• EXERCISE DIRECTIONS
Reproduce the records below word for word, keeping each line and its order unchanged.

------------------------------------------------

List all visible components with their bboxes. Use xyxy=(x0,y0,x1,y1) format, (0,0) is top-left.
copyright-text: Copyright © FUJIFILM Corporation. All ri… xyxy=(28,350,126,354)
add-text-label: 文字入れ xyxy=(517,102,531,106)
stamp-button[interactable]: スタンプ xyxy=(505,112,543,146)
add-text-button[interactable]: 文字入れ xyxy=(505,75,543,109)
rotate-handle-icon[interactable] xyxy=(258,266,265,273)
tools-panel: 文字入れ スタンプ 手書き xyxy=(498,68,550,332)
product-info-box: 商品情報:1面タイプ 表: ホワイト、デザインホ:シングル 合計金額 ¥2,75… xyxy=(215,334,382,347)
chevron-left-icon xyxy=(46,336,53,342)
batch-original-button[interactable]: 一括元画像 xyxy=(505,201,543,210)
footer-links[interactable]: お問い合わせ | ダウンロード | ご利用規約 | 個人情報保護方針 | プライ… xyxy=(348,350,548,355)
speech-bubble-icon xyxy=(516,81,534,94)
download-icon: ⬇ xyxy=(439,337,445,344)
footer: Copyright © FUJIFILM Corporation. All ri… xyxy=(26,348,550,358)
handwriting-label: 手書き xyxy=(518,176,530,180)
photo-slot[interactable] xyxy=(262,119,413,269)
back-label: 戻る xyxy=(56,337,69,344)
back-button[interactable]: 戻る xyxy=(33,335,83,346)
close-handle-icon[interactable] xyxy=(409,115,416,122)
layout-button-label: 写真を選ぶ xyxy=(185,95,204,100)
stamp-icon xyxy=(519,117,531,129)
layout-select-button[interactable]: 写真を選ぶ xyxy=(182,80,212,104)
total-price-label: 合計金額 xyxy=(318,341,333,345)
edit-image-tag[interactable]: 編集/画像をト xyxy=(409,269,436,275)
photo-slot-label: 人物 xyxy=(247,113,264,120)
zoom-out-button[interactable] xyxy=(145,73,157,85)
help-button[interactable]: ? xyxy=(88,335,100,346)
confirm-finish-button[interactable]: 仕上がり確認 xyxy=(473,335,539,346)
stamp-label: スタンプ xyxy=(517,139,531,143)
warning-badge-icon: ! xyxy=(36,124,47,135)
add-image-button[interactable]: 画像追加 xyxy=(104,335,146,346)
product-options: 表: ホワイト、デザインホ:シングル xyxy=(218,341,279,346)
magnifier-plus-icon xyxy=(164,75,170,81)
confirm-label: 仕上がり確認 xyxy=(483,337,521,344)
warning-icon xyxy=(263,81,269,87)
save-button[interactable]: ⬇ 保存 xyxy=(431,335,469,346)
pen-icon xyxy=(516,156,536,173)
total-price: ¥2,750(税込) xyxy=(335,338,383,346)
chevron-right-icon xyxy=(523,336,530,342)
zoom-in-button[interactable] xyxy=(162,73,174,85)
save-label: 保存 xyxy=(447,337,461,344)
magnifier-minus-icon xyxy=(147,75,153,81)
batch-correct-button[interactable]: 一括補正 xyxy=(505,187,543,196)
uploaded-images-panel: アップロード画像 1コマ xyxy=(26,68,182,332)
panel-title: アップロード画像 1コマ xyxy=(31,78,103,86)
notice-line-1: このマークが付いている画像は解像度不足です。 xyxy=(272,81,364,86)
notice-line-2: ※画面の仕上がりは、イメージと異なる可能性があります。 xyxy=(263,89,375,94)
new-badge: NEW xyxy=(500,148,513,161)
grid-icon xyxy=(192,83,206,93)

------------------------------------------------

• EXERCISE OUTPUT
List all visible components with their bboxes. Use xyxy=(x0,y0,x1,y1) format, (0,0) is top-left.
copyright-text: Copyright © FUJIFILM Corporation. All ri… xyxy=(28,350,126,354)
add-text-label: 文字入れ xyxy=(517,102,531,106)
stamp-button[interactable]: スタンプ xyxy=(505,112,543,146)
add-text-button[interactable]: 文字入れ xyxy=(505,75,543,109)
rotate-handle-icon[interactable] xyxy=(258,266,265,273)
tools-panel: 文字入れ スタンプ 手書き xyxy=(498,68,550,332)
product-info-box: 商品情報:1面タイプ 表: ホワイト、デザインホ:シングル 合計金額 ¥2,75… xyxy=(215,334,382,347)
chevron-left-icon xyxy=(46,336,53,342)
batch-original-button[interactable]: 一括元画像 xyxy=(505,201,543,210)
footer-links[interactable]: お問い合わせ | ダウンロード | ご利用規約 | 個人情報保護方針 | プライ… xyxy=(348,350,548,355)
speech-bubble-icon xyxy=(516,81,534,94)
download-icon: ⬇ xyxy=(439,337,445,344)
footer: Copyright © FUJIFILM Corporation. All ri… xyxy=(26,348,550,358)
handwriting-label: 手書き xyxy=(518,176,530,180)
photo-slot[interactable] xyxy=(262,119,413,269)
back-label: 戻る xyxy=(56,337,69,344)
back-button[interactable]: 戻る xyxy=(33,335,83,346)
close-handle-icon[interactable] xyxy=(409,115,416,122)
layout-button-label: 写真を選ぶ xyxy=(185,95,204,100)
stamp-icon xyxy=(519,117,531,129)
layout-select-button[interactable]: 写真を選ぶ xyxy=(182,80,212,104)
total-price-label: 合計金額 xyxy=(318,341,333,345)
edit-image-tag[interactable]: 編集/画像をト xyxy=(409,269,436,275)
photo-slot-label: 人物 xyxy=(247,113,264,120)
zoom-out-button[interactable] xyxy=(145,73,157,85)
help-button[interactable]: ? xyxy=(88,335,100,346)
confirm-finish-button[interactable]: 仕上がり確認 xyxy=(473,335,539,346)
stamp-label: スタンプ xyxy=(517,139,531,143)
warning-badge-icon: ! xyxy=(36,124,47,135)
add-image-button[interactable]: 画像追加 xyxy=(104,335,146,346)
product-options: 表: ホワイト、デザインホ:シングル xyxy=(218,341,279,346)
magnifier-plus-icon xyxy=(164,75,170,81)
confirm-label: 仕上がり確認 xyxy=(483,337,521,344)
warning-icon xyxy=(263,81,269,87)
save-button[interactable]: ⬇ 保存 xyxy=(431,335,469,346)
pen-icon xyxy=(516,156,536,173)
total-price: ¥2,750(税込) xyxy=(335,338,383,346)
chevron-right-icon xyxy=(523,336,530,342)
zoom-in-button[interactable] xyxy=(162,73,174,85)
save-label: 保存 xyxy=(447,337,461,344)
magnifier-minus-icon xyxy=(147,75,153,81)
batch-correct-button[interactable]: 一括補正 xyxy=(505,187,543,196)
uploaded-images-panel: アップロード画像 1コマ xyxy=(26,68,182,332)
panel-title: アップロード画像 1コマ xyxy=(31,78,103,86)
notice-line-1: このマークが付いている画像は解像度不足です。 xyxy=(272,81,364,86)
notice-line-2: ※画面の仕上がりは、イメージと異なる可能性があります。 xyxy=(263,89,375,94)
new-badge: NEW xyxy=(500,148,513,161)
grid-icon xyxy=(192,83,206,93)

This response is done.